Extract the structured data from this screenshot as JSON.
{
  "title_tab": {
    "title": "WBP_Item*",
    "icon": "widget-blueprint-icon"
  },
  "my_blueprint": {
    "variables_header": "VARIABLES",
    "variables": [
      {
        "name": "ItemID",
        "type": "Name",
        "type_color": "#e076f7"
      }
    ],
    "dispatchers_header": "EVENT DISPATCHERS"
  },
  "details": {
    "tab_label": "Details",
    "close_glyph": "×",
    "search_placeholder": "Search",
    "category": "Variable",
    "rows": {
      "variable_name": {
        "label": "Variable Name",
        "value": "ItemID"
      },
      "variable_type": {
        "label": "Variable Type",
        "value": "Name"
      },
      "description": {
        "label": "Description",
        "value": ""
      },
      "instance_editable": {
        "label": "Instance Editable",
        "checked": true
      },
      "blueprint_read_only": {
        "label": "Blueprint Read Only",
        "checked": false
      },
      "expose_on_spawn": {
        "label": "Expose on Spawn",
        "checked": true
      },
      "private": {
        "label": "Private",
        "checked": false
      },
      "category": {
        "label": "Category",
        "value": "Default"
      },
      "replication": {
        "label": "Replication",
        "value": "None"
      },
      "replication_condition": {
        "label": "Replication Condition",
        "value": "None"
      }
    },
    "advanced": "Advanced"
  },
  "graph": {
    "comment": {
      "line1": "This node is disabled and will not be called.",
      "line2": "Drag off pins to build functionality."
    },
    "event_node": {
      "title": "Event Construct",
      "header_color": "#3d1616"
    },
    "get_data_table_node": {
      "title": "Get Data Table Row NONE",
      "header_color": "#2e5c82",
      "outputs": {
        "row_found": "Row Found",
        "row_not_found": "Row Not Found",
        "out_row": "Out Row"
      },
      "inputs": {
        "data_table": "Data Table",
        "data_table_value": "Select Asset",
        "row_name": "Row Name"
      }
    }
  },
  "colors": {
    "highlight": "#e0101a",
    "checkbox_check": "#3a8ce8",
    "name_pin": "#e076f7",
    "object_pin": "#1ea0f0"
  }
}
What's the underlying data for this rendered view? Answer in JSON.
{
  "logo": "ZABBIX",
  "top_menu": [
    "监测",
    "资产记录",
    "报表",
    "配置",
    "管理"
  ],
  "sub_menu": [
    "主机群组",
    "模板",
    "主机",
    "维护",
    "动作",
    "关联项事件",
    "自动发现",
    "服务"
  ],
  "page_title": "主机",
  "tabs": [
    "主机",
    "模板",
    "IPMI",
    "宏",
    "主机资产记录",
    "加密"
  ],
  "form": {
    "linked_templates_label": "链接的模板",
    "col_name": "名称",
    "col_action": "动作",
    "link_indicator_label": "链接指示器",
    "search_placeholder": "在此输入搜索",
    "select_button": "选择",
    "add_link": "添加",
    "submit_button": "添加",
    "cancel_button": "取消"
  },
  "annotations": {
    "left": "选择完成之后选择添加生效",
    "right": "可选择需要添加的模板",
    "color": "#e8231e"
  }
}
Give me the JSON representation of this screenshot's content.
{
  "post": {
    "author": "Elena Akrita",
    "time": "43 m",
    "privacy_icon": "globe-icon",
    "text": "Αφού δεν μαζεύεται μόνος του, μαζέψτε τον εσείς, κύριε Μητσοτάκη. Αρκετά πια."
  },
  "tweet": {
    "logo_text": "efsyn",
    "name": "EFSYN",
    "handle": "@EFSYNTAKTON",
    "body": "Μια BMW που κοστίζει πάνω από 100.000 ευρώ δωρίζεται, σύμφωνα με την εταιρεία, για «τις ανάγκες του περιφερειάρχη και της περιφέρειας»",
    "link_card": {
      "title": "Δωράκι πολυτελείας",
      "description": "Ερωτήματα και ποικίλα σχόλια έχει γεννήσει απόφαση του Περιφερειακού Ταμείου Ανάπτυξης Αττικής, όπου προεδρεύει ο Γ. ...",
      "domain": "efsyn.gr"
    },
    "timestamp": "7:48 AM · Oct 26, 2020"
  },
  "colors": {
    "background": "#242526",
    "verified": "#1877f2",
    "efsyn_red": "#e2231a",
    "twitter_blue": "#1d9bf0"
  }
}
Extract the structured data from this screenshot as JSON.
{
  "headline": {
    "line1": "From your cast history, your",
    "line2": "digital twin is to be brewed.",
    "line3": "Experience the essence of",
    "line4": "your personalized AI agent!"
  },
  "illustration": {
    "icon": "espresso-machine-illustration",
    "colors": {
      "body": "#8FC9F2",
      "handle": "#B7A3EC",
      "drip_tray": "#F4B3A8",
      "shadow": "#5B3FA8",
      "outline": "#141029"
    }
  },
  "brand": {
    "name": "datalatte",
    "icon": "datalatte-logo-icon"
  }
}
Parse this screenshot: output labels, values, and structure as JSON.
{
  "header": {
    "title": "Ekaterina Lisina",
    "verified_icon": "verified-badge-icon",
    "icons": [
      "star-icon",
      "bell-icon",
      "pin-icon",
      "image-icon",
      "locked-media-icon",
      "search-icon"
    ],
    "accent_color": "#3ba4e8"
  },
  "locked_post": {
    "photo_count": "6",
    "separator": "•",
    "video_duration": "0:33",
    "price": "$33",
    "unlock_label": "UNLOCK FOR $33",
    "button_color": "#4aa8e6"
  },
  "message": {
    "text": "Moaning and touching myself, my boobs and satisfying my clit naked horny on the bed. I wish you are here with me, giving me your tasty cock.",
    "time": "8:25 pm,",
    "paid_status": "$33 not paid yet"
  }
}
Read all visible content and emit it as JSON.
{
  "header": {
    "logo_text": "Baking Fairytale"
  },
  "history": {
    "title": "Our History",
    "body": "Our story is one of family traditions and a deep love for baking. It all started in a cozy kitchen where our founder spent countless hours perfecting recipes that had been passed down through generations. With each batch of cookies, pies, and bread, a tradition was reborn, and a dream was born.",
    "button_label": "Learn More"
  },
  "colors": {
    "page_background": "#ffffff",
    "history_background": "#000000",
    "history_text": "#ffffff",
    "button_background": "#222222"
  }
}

========================

# [OBJECTIVE]
Restate the data above word for word.

# [EXERCISE RESULT]
Extract the structured data from this screenshot as JSON.
{
  "title_tab": {
    "title": "WBP_Item*",
    "icon": "widget-blueprint-icon"
  },
  "my_blueprint": {
    "variables_header": "VARIABLES",
    "variables": [
      {
        "name": "ItemID",
        "type": "Name",
        "type_color": "#e076f7"
      }
    ],
    "dispatchers_header": "EVENT DISPATCHERS"
  },
  "details": {
    "tab_label": "Details",
    "close_glyph": "×",
    "search_placeholder": "Search",
    "category": "Variable",
    "rows": {
      "variable_name": {
        "label": "Variable Name",
        "value": "ItemID"
      },
      "variable_type": {
        "label": "Variable Type",
        "value": "Name"
      },
      "description": {
        "label": "Description",
        "value": ""
      },
      "instance_editable": {
        "label": "Instance Editable",
        "checked": true
      },
      "blueprint_read_only": {
        "label": "Blueprint Read Only",
        "checked": false
      },
      "expose_on_spawn": {
        "label": "Expose on Spawn",
        "checked": true
      },
      "private": {
        "label": "Private",
        "checked": false
      },
      "category": {
        "label": "Category",
        "value": "Default"
      },
      "replication": {
        "label": "Replication",
        "value": "None"
      },
      "replication_condition": {
        "label": "Replication Condition",
        "value": "None"
      }
    },
    "advanced": "Advanced"
  },
  "graph": {
    "comment": {
      "line1": "This node is disabled and will not be called.",
      "line2": "Drag off pins to build functionality."
    },
    "event_node": {
      "title": "Event Construct",
      "header_color": "#3d1616"
    },
    "get_data_table_node": {
      "title": "Get Data Table Row NONE",
      "header_color": "#2e5c82",
      "outputs": {
        "row_found": "Row Found",
        "row_not_found": "Row Not Found",
        "out_row": "Out Row"
      },
      "inputs": {
        "data_table": "Data Table",
        "data_table_value": "Select Asset",
        "row_name": "Row Name"
      }
    }
  },
  "colors": {
    "highlight": "#e0101a",
    "checkbox_check": "#3a8ce8",
    "name_pin": "#e076f7",
    "object_pin": "#1ea0f0"
  }
}
What's the underlying data for this rendered view? Answer in JSON.
{
  "logo": "ZABBIX",
  "top_menu": [
    "监测",
    "资产记录",
    "报表",
    "配置",
    "管理"
  ],
  "sub_menu": [
    "主机群组",
    "模板",
    "主机",
    "维护",
    "动作",
    "关联项事件",
    "自动发现",
    "服务"
  ],
  "page_title": "主机",
  "tabs": [
    "主机",
    "模板",
    "IPMI",
    "宏",
    "主机资产记录",
    "加密"
  ],
  "form": {
    "linked_templates_label": "链接的模板",
    "col_name": "名称",
    "col_action": "动作",
    "link_indicator_label": "链接指示器",
    "search_placeholder": "在此输入搜索",
    "select_button": "选择",
    "add_link": "添加",
    "submit_button": "添加",
    "cancel_button": "取消"
  },
  "annotations": {
    "left": "选择完成之后选择添加生效",
    "right": "可选择需要添加的模板",
    "color": "#e8231e"
  }
}
Give me the JSON representation of this screenshot's content.
{
  "post": {
    "author": "Elena Akrita",
    "time": "43 m",
    "privacy_icon": "globe-icon",
    "text": "Αφού δεν μαζεύεται μόνος του, μαζέψτε τον εσείς, κύριε Μητσοτάκη. Αρκετά πια."
  },
  "tweet": {
    "logo_text": "efsyn",
    "name": "EFSYN",
    "handle": "@EFSYNTAKTON",
    "body": "Μια BMW που κοστίζει πάνω από 100.000 ευρώ δωρίζεται, σύμφωνα με την εταιρεία, για «τις ανάγκες του περιφερειάρχη και της περιφέρειας»",
    "link_card": {
      "title": "Δωράκι πολυτελείας",
      "description": "Ερωτήματα και ποικίλα σχόλια έχει γεννήσει απόφαση του Περιφερειακού Ταμείου Ανάπτυξης Αττικής, όπου προεδρεύει ο Γ. ...",
      "domain": "efsyn.gr"
    },
    "timestamp": "7:48 AM · Oct 26, 2020"
  },
  "colors": {
    "background": "#242526",
    "verified": "#1877f2",
    "efsyn_red": "#e2231a",
    "twitter_blue": "#1d9bf0"
  }
}
Extract the structured data from this screenshot as JSON.
{
  "headline": {
    "line1": "From your cast history, your",
    "line2": "digital twin is to be brewed.",
    "line3": "Experience the essence of",
    "line4": "your personalized AI agent!"
  },
  "illustration": {
    "icon": "espresso-machine-illustration",
    "colors": {
      "body": "#8FC9F2",
      "handle": "#B7A3EC",
      "drip_tray": "#F4B3A8",
      "shadow": "#5B3FA8",
      "outline": "#141029"
    }
  },
  "brand": {
    "name": "datalatte",
    "icon": "datalatte-logo-icon"
  }
}
Parse this screenshot: output labels, values, and structure as JSON.
{
  "header": {
    "title": "Ekaterina Lisina",
    "verified_icon": "verified-badge-icon",
    "icons": [
      "star-icon",
      "bell-icon",
      "pin-icon",
      "image-icon",
      "locked-media-icon",
      "search-icon"
    ],
    "accent_color": "#3ba4e8"
  },
  "locked_post": {
    "photo_count": "6",
    "separator": "•",
    "video_duration": "0:33",
    "price": "$33",
    "unlock_label": "UNLOCK FOR $33",
    "button_color": "#4aa8e6"
  },
  "message": {
    "text": "Moaning and touching myself, my boobs and satisfying my clit naked horny on the bed. I wish you are here with me, giving me your tasty cock.",
    "time": "8:25 pm,",
    "paid_status": "$33 not paid yet"
  }
}
Read all visible content and emit it as JSON.
{
  "header": {
    "logo_text": "Baking Fairytale"
  },
  "history": {
    "title": "Our History",
    "body": "Our story is one of family traditions and a deep love for baking. It all started in a cozy kitchen where our founder spent countless hours perfecting recipes that had been passed down through generations. With each batch of cookies, pies, and bread, a tradition was reborn, and a dream was born.",
    "button_label": "Learn More"
  },
  "colors": {
    "page_background": "#ffffff",
    "history_background": "#000000",
    "history_text": "#ffffff",
    "button_background": "#222222"
  }
}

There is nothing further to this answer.